-------- MATERIAL TO PROCESS

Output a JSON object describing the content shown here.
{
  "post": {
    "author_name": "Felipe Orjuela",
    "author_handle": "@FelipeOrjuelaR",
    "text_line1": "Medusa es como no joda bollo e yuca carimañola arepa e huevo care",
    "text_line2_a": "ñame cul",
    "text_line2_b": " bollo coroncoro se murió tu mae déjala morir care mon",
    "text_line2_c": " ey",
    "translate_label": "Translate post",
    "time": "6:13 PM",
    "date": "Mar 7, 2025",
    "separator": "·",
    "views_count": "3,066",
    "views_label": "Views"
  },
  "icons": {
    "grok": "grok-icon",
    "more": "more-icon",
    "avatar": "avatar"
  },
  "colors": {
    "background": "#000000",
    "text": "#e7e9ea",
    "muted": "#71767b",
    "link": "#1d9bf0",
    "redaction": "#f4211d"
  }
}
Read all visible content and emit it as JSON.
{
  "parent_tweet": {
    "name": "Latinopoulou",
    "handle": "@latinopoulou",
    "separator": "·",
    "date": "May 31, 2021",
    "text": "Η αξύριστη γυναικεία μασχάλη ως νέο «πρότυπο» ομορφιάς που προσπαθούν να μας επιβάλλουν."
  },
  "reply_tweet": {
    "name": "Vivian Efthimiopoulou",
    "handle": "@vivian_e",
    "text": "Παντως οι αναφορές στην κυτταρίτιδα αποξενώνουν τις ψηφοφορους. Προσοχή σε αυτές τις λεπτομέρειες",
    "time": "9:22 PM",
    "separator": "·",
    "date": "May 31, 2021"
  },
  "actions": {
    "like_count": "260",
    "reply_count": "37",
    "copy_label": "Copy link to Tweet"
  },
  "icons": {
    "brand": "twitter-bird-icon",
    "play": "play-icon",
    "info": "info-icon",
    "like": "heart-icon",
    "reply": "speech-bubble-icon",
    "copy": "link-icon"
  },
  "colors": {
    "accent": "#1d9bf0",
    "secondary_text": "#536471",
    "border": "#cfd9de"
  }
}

----------------

### WRITTEN INSTRUCTION
Repeat the records above exactly, from the first line to the last.

### OUTPUT FOR THIS EXERCISE
Output a JSON object describing the content shown here.
{
  "post": {
    "author_name": "Felipe Orjuela",
    "author_handle": "@FelipeOrjuelaR",
    "text_line1": "Medusa es como no joda bollo e yuca carimañola arepa e huevo care",
    "text_line2_a": "ñame cul",
    "text_line2_b": " bollo coroncoro se murió tu mae déjala morir care mon",
    "text_line2_c": " ey",
    "translate_label": "Translate post",
    "time": "6:13 PM",
    "date": "Mar 7, 2025",
    "separator": "·",
    "views_count": "3,066",
    "views_label": "Views"
  },
  "icons": {
    "grok": "grok-icon",
    "more": "more-icon",
    "avatar": "avatar"
  },
  "colors": {
    "background": "#000000",
    "text": "#e7e9ea",
    "muted": "#71767b",
    "link": "#1d9bf0",
    "redaction": "#f4211d"
  }
}
Read all visible content and emit it as JSON.
{
  "parent_tweet": {
    "name": "Latinopoulou",
    "handle": "@latinopoulou",
    "separator": "·",
    "date": "May 31, 2021",
    "text": "Η αξύριστη γυναικεία μασχάλη ως νέο «πρότυπο» ομορφιάς που προσπαθούν να μας επιβάλλουν."
  },
  "reply_tweet": {
    "name": "Vivian Efthimiopoulou",
    "handle": "@vivian_e",
    "text": "Παντως οι αναφορές στην κυτταρίτιδα αποξενώνουν τις ψηφοφορους. Προσοχή σε αυτές τις λεπτομέρειες",
    "time": "9:22 PM",
    "separator": "·",
    "date": "May 31, 2021"
  },
  "actions": {
    "like_count": "260",
    "reply_count": "37",
    "copy_label": "Copy link to Tweet"
  },
  "icons": {
    "brand": "twitter-bird-icon",
    "play": "play-icon",
    "info": "info-icon",
    "like": "heart-icon",
    "reply": "speech-bubble-icon",
    "copy": "link-icon"
  },
  "colors": {
    "accent": "#1d9bf0",
    "secondary_text": "#536471",
    "border": "#cfd9de"
  }
}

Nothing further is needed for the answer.